• Extracted records:
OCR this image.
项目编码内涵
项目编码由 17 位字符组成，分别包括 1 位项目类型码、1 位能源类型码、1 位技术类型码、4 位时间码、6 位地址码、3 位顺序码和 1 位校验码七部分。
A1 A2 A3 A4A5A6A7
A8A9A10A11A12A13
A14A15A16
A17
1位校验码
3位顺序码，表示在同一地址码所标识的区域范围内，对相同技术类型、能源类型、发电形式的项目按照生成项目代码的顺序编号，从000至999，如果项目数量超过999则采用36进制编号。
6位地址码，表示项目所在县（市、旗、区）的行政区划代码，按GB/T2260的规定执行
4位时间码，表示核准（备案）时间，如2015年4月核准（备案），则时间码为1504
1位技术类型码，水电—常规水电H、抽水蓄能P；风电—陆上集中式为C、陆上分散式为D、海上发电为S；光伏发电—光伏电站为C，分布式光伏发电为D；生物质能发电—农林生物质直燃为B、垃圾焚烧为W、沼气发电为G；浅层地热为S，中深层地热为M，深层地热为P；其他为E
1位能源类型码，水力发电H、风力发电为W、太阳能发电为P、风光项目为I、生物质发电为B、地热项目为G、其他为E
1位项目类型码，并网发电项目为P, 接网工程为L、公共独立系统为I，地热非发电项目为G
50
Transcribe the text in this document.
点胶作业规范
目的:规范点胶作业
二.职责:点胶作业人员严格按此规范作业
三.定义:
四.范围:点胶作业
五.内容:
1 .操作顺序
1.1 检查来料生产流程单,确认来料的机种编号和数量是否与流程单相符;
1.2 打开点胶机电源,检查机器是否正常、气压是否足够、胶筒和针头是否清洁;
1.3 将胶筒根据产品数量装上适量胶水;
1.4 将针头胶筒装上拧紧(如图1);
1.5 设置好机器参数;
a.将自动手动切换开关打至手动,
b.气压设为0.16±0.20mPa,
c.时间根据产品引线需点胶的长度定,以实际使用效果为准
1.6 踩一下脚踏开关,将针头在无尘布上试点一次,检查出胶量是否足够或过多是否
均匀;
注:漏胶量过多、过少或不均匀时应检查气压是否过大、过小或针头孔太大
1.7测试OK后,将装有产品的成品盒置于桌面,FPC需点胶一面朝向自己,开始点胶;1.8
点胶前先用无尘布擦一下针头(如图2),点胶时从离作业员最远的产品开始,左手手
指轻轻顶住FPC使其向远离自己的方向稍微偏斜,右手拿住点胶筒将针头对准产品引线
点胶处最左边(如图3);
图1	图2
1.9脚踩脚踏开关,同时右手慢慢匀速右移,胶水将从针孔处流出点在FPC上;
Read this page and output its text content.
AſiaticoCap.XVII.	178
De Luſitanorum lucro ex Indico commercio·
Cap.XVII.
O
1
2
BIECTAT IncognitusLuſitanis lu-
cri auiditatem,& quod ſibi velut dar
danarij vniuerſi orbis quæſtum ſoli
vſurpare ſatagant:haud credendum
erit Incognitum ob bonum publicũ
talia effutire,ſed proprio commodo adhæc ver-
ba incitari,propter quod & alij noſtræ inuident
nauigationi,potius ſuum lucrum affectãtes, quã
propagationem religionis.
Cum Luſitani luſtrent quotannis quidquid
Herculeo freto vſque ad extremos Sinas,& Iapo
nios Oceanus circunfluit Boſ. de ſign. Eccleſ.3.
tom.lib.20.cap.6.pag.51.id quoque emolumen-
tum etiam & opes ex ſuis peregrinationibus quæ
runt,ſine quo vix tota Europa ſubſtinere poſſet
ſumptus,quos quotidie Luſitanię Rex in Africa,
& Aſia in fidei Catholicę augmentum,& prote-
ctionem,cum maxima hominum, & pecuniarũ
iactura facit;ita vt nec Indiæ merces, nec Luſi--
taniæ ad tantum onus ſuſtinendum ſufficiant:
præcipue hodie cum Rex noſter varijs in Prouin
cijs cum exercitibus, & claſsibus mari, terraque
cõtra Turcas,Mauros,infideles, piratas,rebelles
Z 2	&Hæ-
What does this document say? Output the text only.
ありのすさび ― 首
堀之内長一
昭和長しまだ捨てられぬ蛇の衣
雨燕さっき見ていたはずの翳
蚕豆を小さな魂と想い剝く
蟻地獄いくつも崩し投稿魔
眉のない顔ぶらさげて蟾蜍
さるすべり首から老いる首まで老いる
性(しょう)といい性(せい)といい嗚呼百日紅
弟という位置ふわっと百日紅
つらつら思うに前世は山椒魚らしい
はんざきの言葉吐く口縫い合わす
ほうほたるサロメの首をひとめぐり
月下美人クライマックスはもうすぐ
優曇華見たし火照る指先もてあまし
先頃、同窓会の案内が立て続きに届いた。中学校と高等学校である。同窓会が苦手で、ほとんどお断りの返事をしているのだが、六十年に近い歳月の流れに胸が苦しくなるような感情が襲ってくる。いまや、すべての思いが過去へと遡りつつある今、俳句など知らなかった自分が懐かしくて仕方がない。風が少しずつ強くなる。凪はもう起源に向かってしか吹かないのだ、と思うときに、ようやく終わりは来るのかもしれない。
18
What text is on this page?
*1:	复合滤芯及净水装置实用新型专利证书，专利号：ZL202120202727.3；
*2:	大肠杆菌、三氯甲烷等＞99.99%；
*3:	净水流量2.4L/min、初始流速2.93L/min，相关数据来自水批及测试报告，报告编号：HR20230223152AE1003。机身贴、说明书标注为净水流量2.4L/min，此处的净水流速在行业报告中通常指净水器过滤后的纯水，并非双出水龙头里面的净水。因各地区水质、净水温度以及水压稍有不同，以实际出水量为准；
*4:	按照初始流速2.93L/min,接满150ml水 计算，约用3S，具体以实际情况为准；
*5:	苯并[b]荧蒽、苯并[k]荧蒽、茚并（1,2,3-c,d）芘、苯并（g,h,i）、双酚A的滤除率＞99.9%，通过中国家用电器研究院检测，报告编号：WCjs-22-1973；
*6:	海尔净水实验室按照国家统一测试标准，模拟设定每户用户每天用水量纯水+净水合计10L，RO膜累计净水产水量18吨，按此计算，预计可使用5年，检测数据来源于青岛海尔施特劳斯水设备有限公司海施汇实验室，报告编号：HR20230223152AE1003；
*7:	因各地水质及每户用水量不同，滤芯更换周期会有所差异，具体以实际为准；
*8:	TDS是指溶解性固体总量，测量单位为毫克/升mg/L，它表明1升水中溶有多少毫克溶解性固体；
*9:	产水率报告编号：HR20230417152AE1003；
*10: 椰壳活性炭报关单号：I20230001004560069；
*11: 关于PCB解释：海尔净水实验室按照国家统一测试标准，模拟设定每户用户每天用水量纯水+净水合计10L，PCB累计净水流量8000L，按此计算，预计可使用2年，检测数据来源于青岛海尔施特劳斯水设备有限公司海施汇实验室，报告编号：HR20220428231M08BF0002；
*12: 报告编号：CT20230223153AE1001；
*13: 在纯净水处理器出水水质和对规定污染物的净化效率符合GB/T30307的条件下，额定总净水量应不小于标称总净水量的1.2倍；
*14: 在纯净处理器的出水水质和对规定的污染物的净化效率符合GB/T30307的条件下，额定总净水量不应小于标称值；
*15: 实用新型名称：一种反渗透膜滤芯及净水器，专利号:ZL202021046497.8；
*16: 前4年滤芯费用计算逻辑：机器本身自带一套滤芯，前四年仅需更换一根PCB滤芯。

• Exercise task: Copy every line from the records above that contains the word "其他为E".

• Task solution:
1位技术类型码，水电—常规水电H、抽水蓄能P；风电—陆上集中式为C、陆上分散式为D、海上发电为S；光伏发电—光伏电站为C，分布式光伏发电为D；生物质能发电—农林生物质直燃为B、垃圾焚烧为W、沼气发电为G；浅层地热为S，中深层地热为M，深层地热为P；其他为E
1位能源类型码，水力发电H、风力发电为W、太阳能发电为P、风光项目为I、生物质发电为B、地热项目为G、其他为E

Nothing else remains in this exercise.